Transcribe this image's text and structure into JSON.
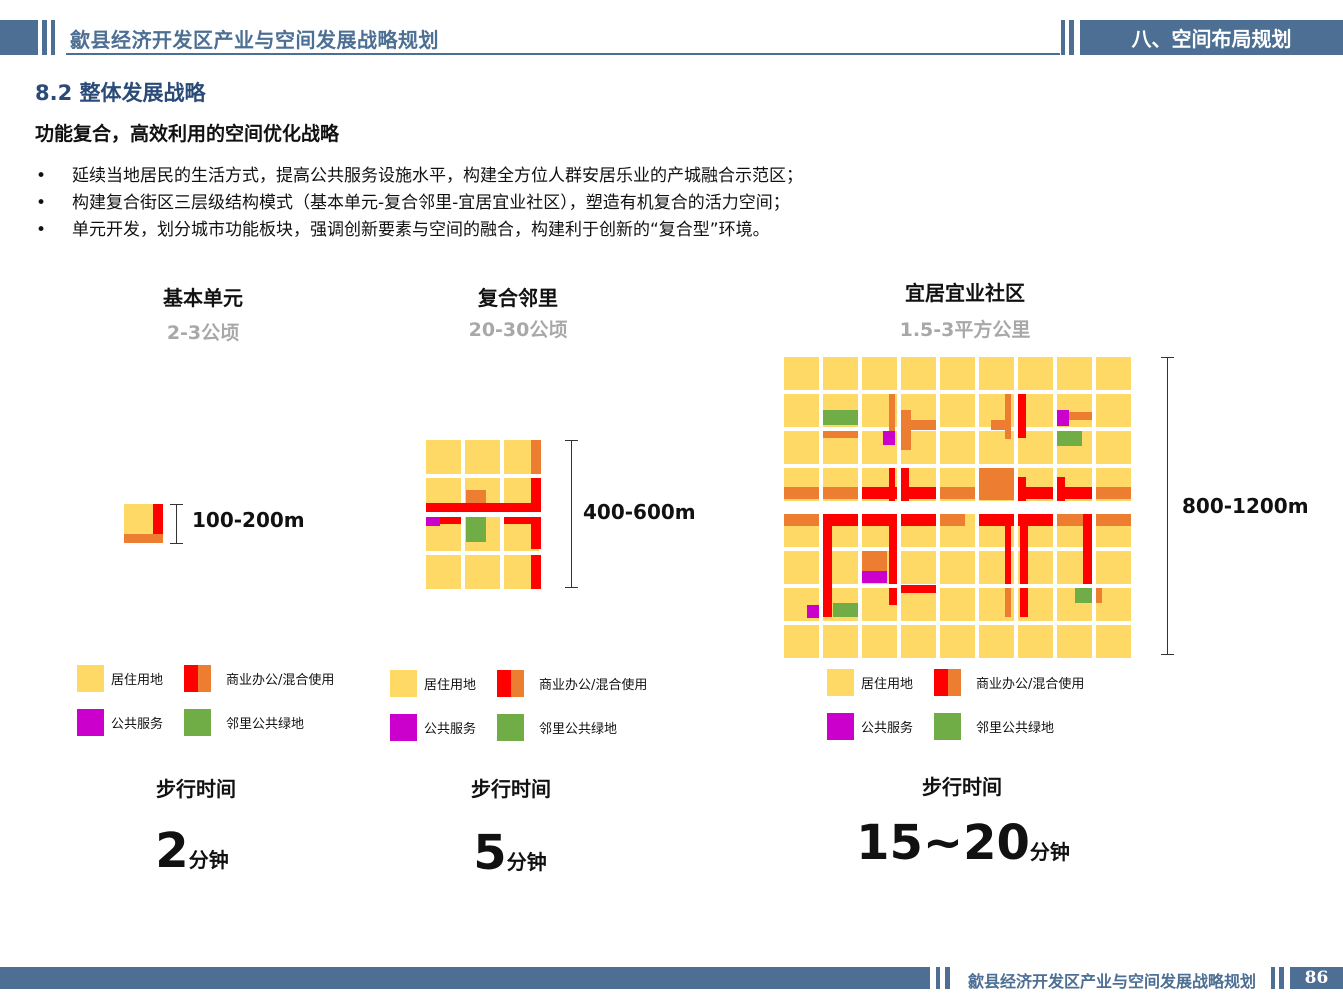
{
  "header": {
    "title": "歙县经济开发区产业与空间发展战略规划",
    "section": "八、空间布局规划"
  },
  "section_title": "8.2 整体发展战略",
  "subtitle": "功能复合，高效利用的空间优化战略",
  "bullets": [
    "延续当地居民的生活方式，提高公共服务设施水平，构建全方位人群安居乐业的产城融合示范区；",
    "构建复合街区三层级结构模式（基本单元-复合邻里-宜居宜业社区），塑造有机复合的活力空间；",
    "单元开发，划分城市功能板块，强调创新要素与空间的融合，构建利于创新的“复合型”环境。"
  ],
  "bullet_symbol": "•",
  "colors": {
    "residential": "#ffd966",
    "commercial_red": "#ff0000",
    "commercial_orange": "#ed7d31",
    "public": "#cc00cc",
    "green": "#70ad47",
    "brand": "#4d6f93"
  },
  "columns": [
    {
      "title": "基本单元",
      "area": "2-3公顷",
      "dimension": "100-200m",
      "walk_label": "步行时间",
      "walk_num": "2",
      "walk_unit": "分钟"
    },
    {
      "title": "复合邻里",
      "area": "20-30公顷",
      "dimension": "400-600m",
      "walk_label": "步行时间",
      "walk_num": "5",
      "walk_unit": "分钟"
    },
    {
      "title": "宜居宜业社区",
      "area": "1.5-3平方公里",
      "dimension": "800-1200m",
      "walk_label": "步行时间",
      "walk_num": "15~20",
      "walk_unit": "分钟"
    }
  ],
  "legend": {
    "residential": "居住用地",
    "commercial": "商业办公/混合使用",
    "public": "公共服务",
    "green": "邻里公共绿地"
  },
  "footer": {
    "title": "歙县经济开发区产业与空间发展战略规划",
    "page": "86"
  }
}
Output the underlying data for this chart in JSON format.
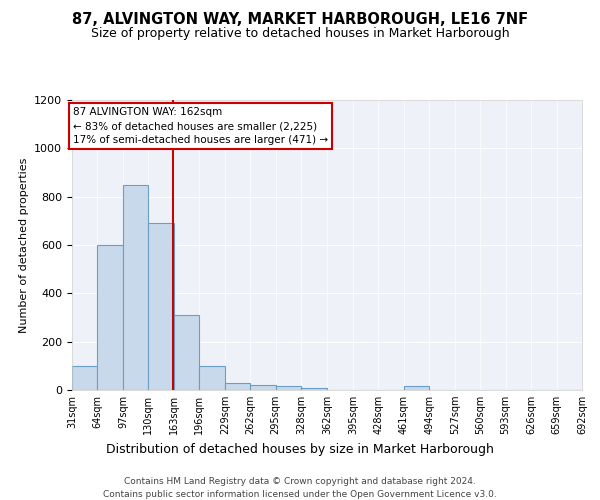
{
  "title": "87, ALVINGTON WAY, MARKET HARBOROUGH, LE16 7NF",
  "subtitle": "Size of property relative to detached houses in Market Harborough",
  "xlabel": "Distribution of detached houses by size in Market Harborough",
  "ylabel": "Number of detached properties",
  "bar_edges": [
    31,
    64,
    97,
    130,
    163,
    196,
    229,
    262,
    295,
    328,
    362,
    395,
    428,
    461,
    494,
    527,
    560,
    593,
    626,
    659,
    692
  ],
  "bar_heights": [
    100,
    600,
    850,
    690,
    310,
    100,
    30,
    20,
    15,
    10,
    0,
    0,
    0,
    15,
    0,
    0,
    0,
    0,
    0,
    0
  ],
  "bar_color": "#c9d9ec",
  "bar_edge_color": "#6a9ec5",
  "tick_labels": [
    "31sqm",
    "64sqm",
    "97sqm",
    "130sqm",
    "163sqm",
    "196sqm",
    "229sqm",
    "262sqm",
    "295sqm",
    "328sqm",
    "362sqm",
    "395sqm",
    "428sqm",
    "461sqm",
    "494sqm",
    "527sqm",
    "560sqm",
    "593sqm",
    "626sqm",
    "659sqm",
    "692sqm"
  ],
  "property_size": 162,
  "vline_color": "#cc0000",
  "ylim": [
    0,
    1200
  ],
  "yticks": [
    0,
    200,
    400,
    600,
    800,
    1000,
    1200
  ],
  "annotation_line1": "87 ALVINGTON WAY: 162sqm",
  "annotation_line2": "← 83% of detached houses are smaller (2,225)",
  "annotation_line3": "17% of semi-detached houses are larger (471) →",
  "bg_color": "#eef2f8",
  "footer_line1": "Contains HM Land Registry data © Crown copyright and database right 2024.",
  "footer_line2": "Contains public sector information licensed under the Open Government Licence v3.0."
}
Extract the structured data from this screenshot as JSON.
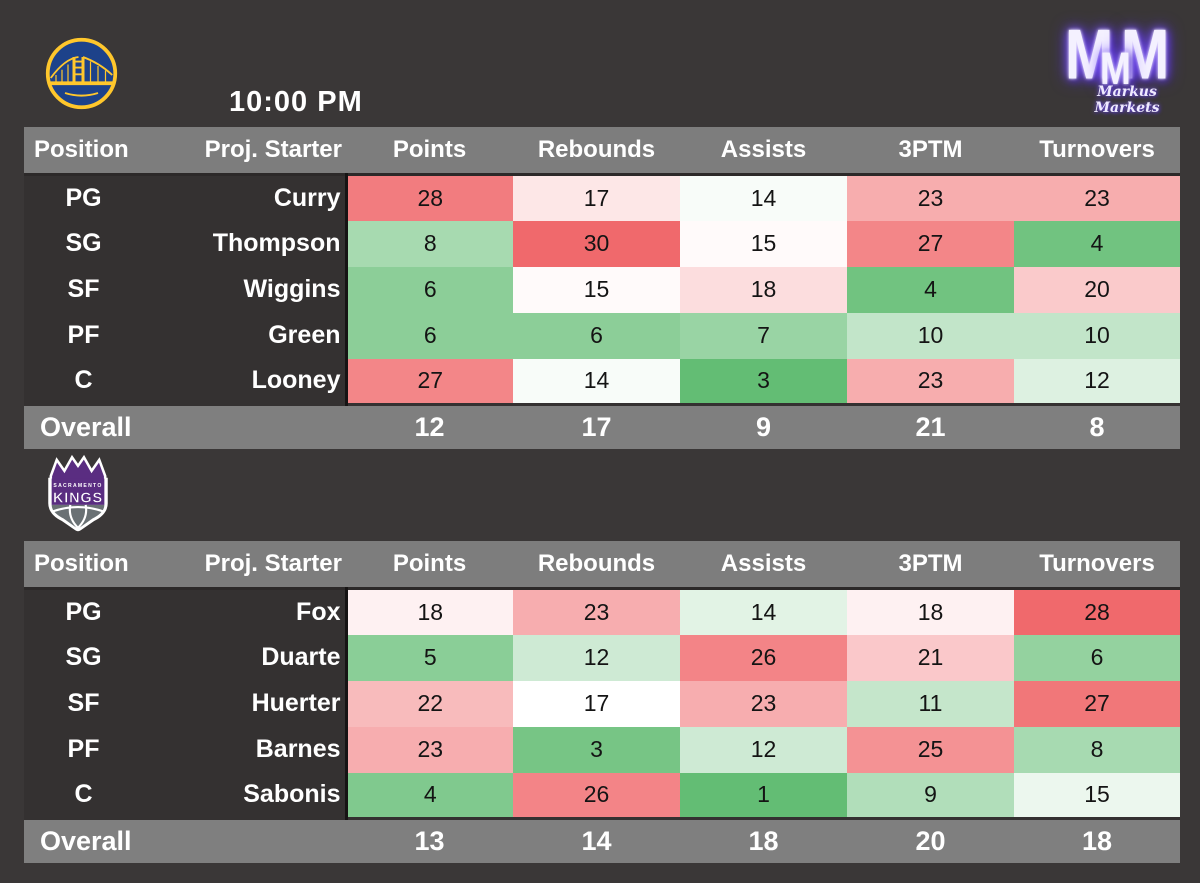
{
  "page": {
    "background": "#3a3737",
    "tipoff_time": "10:00 PM"
  },
  "brand": {
    "m1": "M",
    "m2": "M",
    "m3": "M",
    "name": "Markus Markets"
  },
  "logos": {
    "warriors": "golden-state-warriors",
    "kings": {
      "city_label": "SACRAMENTO",
      "name_label": "KINGS"
    }
  },
  "colors": {
    "page_bg": "#3a3737",
    "header_bg": "#7d7d7d",
    "overall_bg": "#7f7f7f",
    "dark_cell_bg": "#343131",
    "header_text": "#ffffff",
    "value_text": "#141414",
    "scale_low": "#63bd74",
    "scale_mid": "#ffffff",
    "scale_high": "#f0696c",
    "warriors_blue": "#1d428a",
    "warriors_gold": "#ffc72c",
    "kings_purple": "#5a2d81",
    "kings_slate": "#6a7174",
    "neon_purple": "#8f6bff"
  },
  "chart_data": [
    {
      "type": "heatmap",
      "team_id": "warriors",
      "team": "Golden State Warriors",
      "columns": [
        "Position",
        "Proj. Starter",
        "Points",
        "Rebounds",
        "Assists",
        "3PTM",
        "Turnovers"
      ],
      "rows": [
        {
          "position": "PG",
          "starter": "Curry",
          "values": [
            28,
            17,
            14,
            23,
            23
          ]
        },
        {
          "position": "SG",
          "starter": "Thompson",
          "values": [
            8,
            30,
            15,
            27,
            4
          ]
        },
        {
          "position": "SF",
          "starter": "Wiggins",
          "values": [
            6,
            15,
            18,
            4,
            20
          ]
        },
        {
          "position": "PF",
          "starter": "Green",
          "values": [
            6,
            6,
            7,
            10,
            10
          ]
        },
        {
          "position": "C",
          "starter": "Looney",
          "values": [
            27,
            14,
            3,
            23,
            12
          ]
        }
      ],
      "overall_label": "Overall",
      "overall": [
        12,
        17,
        9,
        21,
        8
      ],
      "color_scale": {
        "min": 3,
        "mid": 14.5,
        "max": 30,
        "low_color": "#63bd74",
        "mid_color": "#ffffff",
        "high_color": "#f0696c"
      }
    },
    {
      "type": "heatmap",
      "team_id": "kings",
      "team": "Sacramento Kings",
      "columns": [
        "Position",
        "Proj. Starter",
        "Points",
        "Rebounds",
        "Assists",
        "3PTM",
        "Turnovers"
      ],
      "rows": [
        {
          "position": "PG",
          "starter": "Fox",
          "values": [
            18,
            23,
            14,
            18,
            28
          ]
        },
        {
          "position": "SG",
          "starter": "Duarte",
          "values": [
            5,
            12,
            26,
            21,
            6
          ]
        },
        {
          "position": "SF",
          "starter": "Huerter",
          "values": [
            22,
            17,
            23,
            11,
            27
          ]
        },
        {
          "position": "PF",
          "starter": "Barnes",
          "values": [
            23,
            3,
            12,
            25,
            8
          ]
        },
        {
          "position": "C",
          "starter": "Sabonis",
          "values": [
            4,
            26,
            1,
            9,
            15
          ]
        }
      ],
      "overall_label": "Overall",
      "overall": [
        13,
        14,
        18,
        20,
        18
      ],
      "color_scale": {
        "min": 1,
        "mid": 17,
        "max": 28,
        "low_color": "#63bd74",
        "mid_color": "#ffffff",
        "high_color": "#f0696c"
      }
    }
  ]
}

+++

Keep the pictures out of the copy and write out the data exactly as it stands.

Transcribe this image's text and structure into JSON.
{
  "header": {
    "title": "歙县经济开发区产业与空间发展战略规划",
    "section": "八、空间布局规划"
  },
  "section_title": "8.2 整体发展战略",
  "subtitle": "功能复合，高效利用的空间优化战略",
  "bullets": [
    "延续当地居民的生活方式，提高公共服务设施水平，构建全方位人群安居乐业的产城融合示范区；",
    "构建复合街区三层级结构模式（基本单元-复合邻里-宜居宜业社区），塑造有机复合的活力空间；",
    "单元开发，划分城市功能板块，强调创新要素与空间的融合，构建利于创新的“复合型”环境。"
  ],
  "bullet_symbol": "•",
  "colors": {
    "residential": "#ffd966",
    "commercial_red": "#ff0000",
    "commercial_orange": "#ed7d31",
    "public": "#cc00cc",
    "green": "#70ad47",
    "brand": "#4d6f93"
  },
  "columns": [
    {
      "title": "基本单元",
      "area": "2-3公顷",
      "dimension": "100-200m",
      "walk_label": "步行时间",
      "walk_num": "2",
      "walk_unit": "分钟"
    },
    {
      "title": "复合邻里",
      "area": "20-30公顷",
      "dimension": "400-600m",
      "walk_label": "步行时间",
      "walk_num": "5",
      "walk_unit": "分钟"
    },
    {
      "title": "宜居宜业社区",
      "area": "1.5-3平方公里",
      "dimension": "800-1200m",
      "walk_label": "步行时间",
      "walk_num": "15~20",
      "walk_unit": "分钟"
    }
  ],
  "legend": {
    "residential": "居住用地",
    "commercial": "商业办公/混合使用",
    "public": "公共服务",
    "green": "邻里公共绿地"
  },
  "footer": {
    "title": "歙县经济开发区产业与空间发展战略规划",
    "page": "86"
  }
}
Output the underlying data for this chart in JSON format.
{
  "title": "87, ALVINGTON WAY, MARKET HARBOROUGH, LE16 7NF",
  "subtitle": "Size of property relative to detached houses in Market Harborough",
  "xlabel": "Distribution of detached houses by size in Market Harborough",
  "ylabel": "Number of detached properties",
  "bar_edges": [
    31,
    64,
    97,
    130,
    163,
    196,
    229,
    262,
    295,
    328,
    362,
    395,
    428,
    461,
    494,
    527,
    560,
    593,
    626,
    659,
    692
  ],
  "bar_heights": [
    100,
    600,
    850,
    690,
    310,
    100,
    30,
    20,
    15,
    10,
    0,
    0,
    0,
    15,
    0,
    0,
    0,
    0,
    0,
    0
  ],
  "bar_color": "#c9d9ec",
  "bar_edge_color": "#6a9ec5",
  "tick_labels": [
    "31sqm",
    "64sqm",
    "97sqm",
    "130sqm",
    "163sqm",
    "196sqm",
    "229sqm",
    "262sqm",
    "295sqm",
    "328sqm",
    "362sqm",
    "395sqm",
    "428sqm",
    "461sqm",
    "494sqm",
    "527sqm",
    "560sqm",
    "593sqm",
    "626sqm",
    "659sqm",
    "692sqm"
  ],
  "property_size": 162,
  "vline_color": "#cc0000",
  "ylim": [
    0,
    1200
  ],
  "yticks": [
    0,
    200,
    400,
    600,
    800,
    1000,
    1200
  ],
  "annotation_line1": "87 ALVINGTON WAY: 162sqm",
  "annotation_line2": "← 83% of detached houses are smaller (2,225)",
  "annotation_line3": "17% of semi-detached houses are larger (471) →",
  "bg_color": "#eef2f8",
  "footer_line1": "Contains HM Land Registry data © Crown copyright and database right 2024.",
  "footer_line2": "Contains public sector information licensed under the Open Government Licence v3.0."
}
Extract the structured data from this screenshot as JSON.
{
  "page": {
    "background": "#3a3737",
    "tipoff_time": "10:00 PM"
  },
  "brand": {
    "m1": "M",
    "m2": "M",
    "m3": "M",
    "name": "Markus Markets"
  },
  "logos": {
    "warriors": "golden-state-warriors",
    "kings": {
      "city_label": "SACRAMENTO",
      "name_label": "KINGS"
    }
  },
  "colors": {
    "page_bg": "#3a3737",
    "header_bg": "#7d7d7d",
    "overall_bg": "#7f7f7f",
    "dark_cell_bg": "#343131",
    "header_text": "#ffffff",
    "value_text": "#141414",
    "scale_low": "#63bd74",
    "scale_mid": "#ffffff",
    "scale_high": "#f0696c",
    "warriors_blue": "#1d428a",
    "warriors_gold": "#ffc72c",
    "kings_purple": "#5a2d81",
    "kings_slate": "#6a7174",
    "neon_purple": "#8f6bff"
  },
  "chart_data": [
    {
      "type": "heatmap",
      "team_id": "warriors",
      "team": "Golden State Warriors",
      "columns": [
        "Position",
        "Proj. Starter",
        "Points",
        "Rebounds",
        "Assists",
        "3PTM",
        "Turnovers"
      ],
      "rows": [
        {
          "position": "PG",
          "starter": "Curry",
          "values": [
            28,
            17,
            14,
            23,
            23
          ]
        },
        {
          "position": "SG",
          "starter": "Thompson",
          "values": [
            8,
            30,
            15,
            27,
            4
          ]
        },
        {
          "position": "SF",
          "starter": "Wiggins",
          "values": [
            6,
            15,
            18,
            4,
            20
          ]
        },
        {
          "position": "PF",
          "starter": "Green",
          "values": [
            6,
            6,
            7,
            10,
            10
          ]
        },
        {
          "position": "C",
          "starter": "Looney",
          "values": [
            27,
            14,
            3,
            23,
            12
          ]
        }
      ],
      "overall_label": "Overall",
      "overall": [
        12,
        17,
        9,
        21,
        8
      ],
      "color_scale": {
        "min": 3,
        "mid": 14.5,
        "max": 30,
        "low_color": "#63bd74",
        "mid_color": "#ffffff",
        "high_color": "#f0696c"
      }
    },
    {
      "type": "heatmap",
      "team_id": "kings",
      "team": "Sacramento Kings",
      "columns": [
        "Position",
        "Proj. Starter",
        "Points",
        "Rebounds",
        "Assists",
        "3PTM",
        "Turnovers"
      ],
      "rows": [
        {
          "position": "PG",
          "starter": "Fox",
          "values": [
            18,
            23,
            14,
            18,
            28
          ]
        },
        {
          "position": "SG",
          "starter": "Duarte",
          "values": [
            5,
            12,
            26,
            21,
            6
          ]
        },
        {
          "position": "SF",
          "starter": "Huerter",
          "values": [
            22,
            17,
            23,
            11,
            27
          ]
        },
        {
          "position": "PF",
          "starter": "Barnes",
          "values": [
            23,
            3,
            12,
            25,
            8
          ]
        },
        {
          "position": "C",
          "starter": "Sabonis",
          "values": [
            4,
            26,
            1,
            9,
            15
          ]
        }
      ],
      "overall_label": "Overall",
      "overall": [
        13,
        14,
        18,
        20,
        18
      ],
      "color_scale": {
        "min": 1,
        "mid": 17,
        "max": 28,
        "low_color": "#63bd74",
        "mid_color": "#ffffff",
        "high_color": "#f0696c"
      }
    }
  ]
}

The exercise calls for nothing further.